Excerpt from a dataset
*****

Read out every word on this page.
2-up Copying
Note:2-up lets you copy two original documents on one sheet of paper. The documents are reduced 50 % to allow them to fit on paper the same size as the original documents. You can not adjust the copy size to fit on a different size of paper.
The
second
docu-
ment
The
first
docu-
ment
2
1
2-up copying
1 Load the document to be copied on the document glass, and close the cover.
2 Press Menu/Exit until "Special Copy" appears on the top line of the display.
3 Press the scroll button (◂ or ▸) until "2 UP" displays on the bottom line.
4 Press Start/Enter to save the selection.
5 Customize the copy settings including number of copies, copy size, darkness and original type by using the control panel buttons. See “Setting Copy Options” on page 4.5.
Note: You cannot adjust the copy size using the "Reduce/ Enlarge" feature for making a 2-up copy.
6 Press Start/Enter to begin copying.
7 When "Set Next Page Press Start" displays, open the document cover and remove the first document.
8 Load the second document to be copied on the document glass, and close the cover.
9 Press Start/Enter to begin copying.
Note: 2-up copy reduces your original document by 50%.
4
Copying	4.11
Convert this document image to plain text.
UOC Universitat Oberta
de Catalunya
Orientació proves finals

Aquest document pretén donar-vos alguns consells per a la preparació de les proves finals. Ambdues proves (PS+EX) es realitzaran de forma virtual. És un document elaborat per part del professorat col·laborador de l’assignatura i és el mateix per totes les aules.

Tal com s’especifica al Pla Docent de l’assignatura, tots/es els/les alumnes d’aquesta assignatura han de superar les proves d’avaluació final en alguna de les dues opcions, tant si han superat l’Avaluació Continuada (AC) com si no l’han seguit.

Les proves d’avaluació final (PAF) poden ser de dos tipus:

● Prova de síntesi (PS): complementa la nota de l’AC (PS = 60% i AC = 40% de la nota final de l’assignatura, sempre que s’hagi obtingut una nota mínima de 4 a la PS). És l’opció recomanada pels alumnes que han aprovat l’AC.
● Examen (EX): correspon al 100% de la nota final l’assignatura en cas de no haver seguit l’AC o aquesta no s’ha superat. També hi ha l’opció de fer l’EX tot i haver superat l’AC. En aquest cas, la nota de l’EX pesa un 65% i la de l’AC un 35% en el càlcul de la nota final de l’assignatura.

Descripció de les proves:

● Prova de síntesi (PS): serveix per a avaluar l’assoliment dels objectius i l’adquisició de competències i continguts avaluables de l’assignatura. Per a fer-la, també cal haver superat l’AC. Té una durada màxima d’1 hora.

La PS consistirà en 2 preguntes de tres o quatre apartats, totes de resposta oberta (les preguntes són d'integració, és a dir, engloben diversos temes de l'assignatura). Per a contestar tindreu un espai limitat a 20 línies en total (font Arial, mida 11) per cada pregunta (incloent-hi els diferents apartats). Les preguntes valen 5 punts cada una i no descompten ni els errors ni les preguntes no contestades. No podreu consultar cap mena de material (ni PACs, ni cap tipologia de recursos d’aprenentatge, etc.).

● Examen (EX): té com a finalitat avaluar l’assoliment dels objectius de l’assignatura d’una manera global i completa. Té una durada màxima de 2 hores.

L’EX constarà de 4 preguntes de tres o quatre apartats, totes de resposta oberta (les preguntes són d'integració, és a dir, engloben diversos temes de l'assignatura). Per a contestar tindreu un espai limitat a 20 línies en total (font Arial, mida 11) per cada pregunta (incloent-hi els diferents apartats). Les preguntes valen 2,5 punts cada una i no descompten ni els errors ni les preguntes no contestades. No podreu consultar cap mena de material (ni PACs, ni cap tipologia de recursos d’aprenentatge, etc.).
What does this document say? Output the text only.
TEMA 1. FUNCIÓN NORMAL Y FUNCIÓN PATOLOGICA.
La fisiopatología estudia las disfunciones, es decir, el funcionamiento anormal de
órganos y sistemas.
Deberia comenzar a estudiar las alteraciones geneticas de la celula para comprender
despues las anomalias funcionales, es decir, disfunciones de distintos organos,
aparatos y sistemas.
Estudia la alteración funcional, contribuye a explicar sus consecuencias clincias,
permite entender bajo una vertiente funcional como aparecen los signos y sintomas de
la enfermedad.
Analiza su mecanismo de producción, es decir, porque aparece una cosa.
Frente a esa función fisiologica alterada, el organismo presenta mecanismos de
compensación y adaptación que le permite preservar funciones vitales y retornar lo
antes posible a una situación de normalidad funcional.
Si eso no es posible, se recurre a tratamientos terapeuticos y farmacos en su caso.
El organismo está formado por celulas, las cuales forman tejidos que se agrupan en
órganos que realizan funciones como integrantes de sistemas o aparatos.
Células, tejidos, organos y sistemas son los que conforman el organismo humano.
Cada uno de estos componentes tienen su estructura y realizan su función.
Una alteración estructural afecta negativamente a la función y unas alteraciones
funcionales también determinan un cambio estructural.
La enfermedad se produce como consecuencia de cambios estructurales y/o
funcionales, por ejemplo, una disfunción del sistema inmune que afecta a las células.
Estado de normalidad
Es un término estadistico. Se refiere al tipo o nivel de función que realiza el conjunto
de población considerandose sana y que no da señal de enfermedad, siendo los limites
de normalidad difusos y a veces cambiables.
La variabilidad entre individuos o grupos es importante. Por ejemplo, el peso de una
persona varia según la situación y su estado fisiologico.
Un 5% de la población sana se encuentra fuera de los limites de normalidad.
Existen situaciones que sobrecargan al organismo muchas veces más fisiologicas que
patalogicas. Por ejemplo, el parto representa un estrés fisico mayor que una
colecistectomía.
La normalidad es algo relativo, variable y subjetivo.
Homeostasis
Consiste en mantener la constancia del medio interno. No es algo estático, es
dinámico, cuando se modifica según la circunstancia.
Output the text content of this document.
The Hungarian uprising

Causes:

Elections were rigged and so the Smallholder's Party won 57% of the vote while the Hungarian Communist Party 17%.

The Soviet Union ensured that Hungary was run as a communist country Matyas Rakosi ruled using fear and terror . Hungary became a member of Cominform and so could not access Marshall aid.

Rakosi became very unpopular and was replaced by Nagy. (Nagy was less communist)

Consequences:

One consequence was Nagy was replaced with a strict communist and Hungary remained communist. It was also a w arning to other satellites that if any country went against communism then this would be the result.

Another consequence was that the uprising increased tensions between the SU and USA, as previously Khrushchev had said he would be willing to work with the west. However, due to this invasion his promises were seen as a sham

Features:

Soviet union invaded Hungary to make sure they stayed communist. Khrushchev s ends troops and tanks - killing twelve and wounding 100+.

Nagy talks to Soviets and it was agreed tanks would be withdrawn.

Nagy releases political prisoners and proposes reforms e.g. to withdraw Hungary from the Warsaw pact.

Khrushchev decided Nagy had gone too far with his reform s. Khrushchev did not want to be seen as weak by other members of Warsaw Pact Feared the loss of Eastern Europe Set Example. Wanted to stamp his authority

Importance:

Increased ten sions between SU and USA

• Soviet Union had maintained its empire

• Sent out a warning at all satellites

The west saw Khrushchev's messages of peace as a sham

*****

Write down every line of the data exactly as it appears above.

Read out every word on this page.
2-up Copying
Note:2-up lets you copy two original documents on one sheet of paper. The documents are reduced 50 % to allow them to fit on paper the same size as the original documents. You can not adjust the copy size to fit on a different size of paper.
The
second
docu-
ment
The
first
docu-
ment
2
1
2-up copying
1 Load the document to be copied on the document glass, and close the cover.
2 Press Menu/Exit until "Special Copy" appears on the top line of the display.
3 Press the scroll button (◂ or ▸) until "2 UP" displays on the bottom line.
4 Press Start/Enter to save the selection.
5 Customize the copy settings including number of copies, copy size, darkness and original type by using the control panel buttons. See “Setting Copy Options” on page 4.5.
Note: You cannot adjust the copy size using the "Reduce/ Enlarge" feature for making a 2-up copy.
6 Press Start/Enter to begin copying.
7 When "Set Next Page Press Start" displays, open the document cover and remove the first document.
8 Load the second document to be copied on the document glass, and close the cover.
9 Press Start/Enter to begin copying.
Note: 2-up copy reduces your original document by 50%.
4
Copying	4.11
Convert this document image to plain text.
UOC Universitat Oberta
de Catalunya
Orientació proves finals

Aquest document pretén donar-vos alguns consells per a la preparació de les proves finals. Ambdues proves (PS+EX) es realitzaran de forma virtual. És un document elaborat per part del professorat col·laborador de l’assignatura i és el mateix per totes les aules.

Tal com s’especifica al Pla Docent de l’assignatura, tots/es els/les alumnes d’aquesta assignatura han de superar les proves d’avaluació final en alguna de les dues opcions, tant si han superat l’Avaluació Continuada (AC) com si no l’han seguit.

Les proves d’avaluació final (PAF) poden ser de dos tipus:

● Prova de síntesi (PS): complementa la nota de l’AC (PS = 60% i AC = 40% de la nota final de l’assignatura, sempre que s’hagi obtingut una nota mínima de 4 a la PS). És l’opció recomanada pels alumnes que han aprovat l’AC.
● Examen (EX): correspon al 100% de la nota final l’assignatura en cas de no haver seguit l’AC o aquesta no s’ha superat. També hi ha l’opció de fer l’EX tot i haver superat l’AC. En aquest cas, la nota de l’EX pesa un 65% i la de l’AC un 35% en el càlcul de la nota final de l’assignatura.

Descripció de les proves:

● Prova de síntesi (PS): serveix per a avaluar l’assoliment dels objectius i l’adquisició de competències i continguts avaluables de l’assignatura. Per a fer-la, també cal haver superat l’AC. Té una durada màxima d’1 hora.

La PS consistirà en 2 preguntes de tres o quatre apartats, totes de resposta oberta (les preguntes són d'integració, és a dir, engloben diversos temes de l'assignatura). Per a contestar tindreu un espai limitat a 20 línies en total (font Arial, mida 11) per cada pregunta (incloent-hi els diferents apartats). Les preguntes valen 5 punts cada una i no descompten ni els errors ni les preguntes no contestades. No podreu consultar cap mena de material (ni PACs, ni cap tipologia de recursos d’aprenentatge, etc.).

● Examen (EX): té com a finalitat avaluar l’assoliment dels objectius de l’assignatura d’una manera global i completa. Té una durada màxima de 2 hores.

L’EX constarà de 4 preguntes de tres o quatre apartats, totes de resposta oberta (les preguntes són d'integració, és a dir, engloben diversos temes de l'assignatura). Per a contestar tindreu un espai limitat a 20 línies en total (font Arial, mida 11) per cada pregunta (incloent-hi els diferents apartats). Les preguntes valen 2,5 punts cada una i no descompten ni els errors ni les preguntes no contestades. No podreu consultar cap mena de material (ni PACs, ni cap tipologia de recursos d’aprenentatge, etc.).
What does this document say? Output the text only.
TEMA 1. FUNCIÓN NORMAL Y FUNCIÓN PATOLOGICA.
La fisiopatología estudia las disfunciones, es decir, el funcionamiento anormal de
órganos y sistemas.
Deberia comenzar a estudiar las alteraciones geneticas de la celula para comprender
despues las anomalias funcionales, es decir, disfunciones de distintos organos,
aparatos y sistemas.
Estudia la alteración funcional, contribuye a explicar sus consecuencias clincias,
permite entender bajo una vertiente funcional como aparecen los signos y sintomas de
la enfermedad.
Analiza su mecanismo de producción, es decir, porque aparece una cosa.
Frente a esa función fisiologica alterada, el organismo presenta mecanismos de
compensación y adaptación que le permite preservar funciones vitales y retornar lo
antes posible a una situación de normalidad funcional.
Si eso no es posible, se recurre a tratamientos terapeuticos y farmacos en su caso.
El organismo está formado por celulas, las cuales forman tejidos que se agrupan en
órganos que realizan funciones como integrantes de sistemas o aparatos.
Células, tejidos, organos y sistemas son los que conforman el organismo humano.
Cada uno de estos componentes tienen su estructura y realizan su función.
Una alteración estructural afecta negativamente a la función y unas alteraciones
funcionales también determinan un cambio estructural.
La enfermedad se produce como consecuencia de cambios estructurales y/o
funcionales, por ejemplo, una disfunción del sistema inmune que afecta a las células.
Estado de normalidad
Es un término estadistico. Se refiere al tipo o nivel de función que realiza el conjunto
de población considerandose sana y que no da señal de enfermedad, siendo los limites
de normalidad difusos y a veces cambiables.
La variabilidad entre individuos o grupos es importante. Por ejemplo, el peso de una
persona varia según la situación y su estado fisiologico.
Un 5% de la población sana se encuentra fuera de los limites de normalidad.
Existen situaciones que sobrecargan al organismo muchas veces más fisiologicas que
patalogicas. Por ejemplo, el parto representa un estrés fisico mayor que una
colecistectomía.
La normalidad es algo relativo, variable y subjetivo.
Homeostasis
Consiste en mantener la constancia del medio interno. No es algo estático, es
dinámico, cuando se modifica según la circunstancia.
Output the text content of this document.
The Hungarian uprising

Causes:

Elections were rigged and so the Smallholder's Party won 57% of the vote while the Hungarian Communist Party 17%.

The Soviet Union ensured that Hungary was run as a communist country Matyas Rakosi ruled using fear and terror . Hungary became a member of Cominform and so could not access Marshall aid.

Rakosi became very unpopular and was replaced by Nagy. (Nagy was less communist)

Consequences:

One consequence was Nagy was replaced with a strict communist and Hungary remained communist. It was also a w arning to other satellites that if any country went against communism then this would be the result.

Another consequence was that the uprising increased tensions between the SU and USA, as previously Khrushchev had said he would be willing to work with the west. However, due to this invasion his promises were seen as a sham

Features:

Soviet union invaded Hungary to make sure they stayed communist. Khrushchev s ends troops and tanks - killing twelve and wounding 100+.

Nagy talks to Soviets and it was agreed tanks would be withdrawn.

Nagy releases political prisoners and proposes reforms e.g. to withdraw Hungary from the Warsaw pact.

Khrushchev decided Nagy had gone too far with his reform s. Khrushchev did not want to be seen as weak by other members of Warsaw Pact Feared the loss of Eastern Europe Set Example. Wanted to stamp his authority

Importance:

Increased ten sions between SU and USA

• Soviet Union had maintained its empire

• Sent out a warning at all satellites

The west saw Khrushchev's messages of peace as a sham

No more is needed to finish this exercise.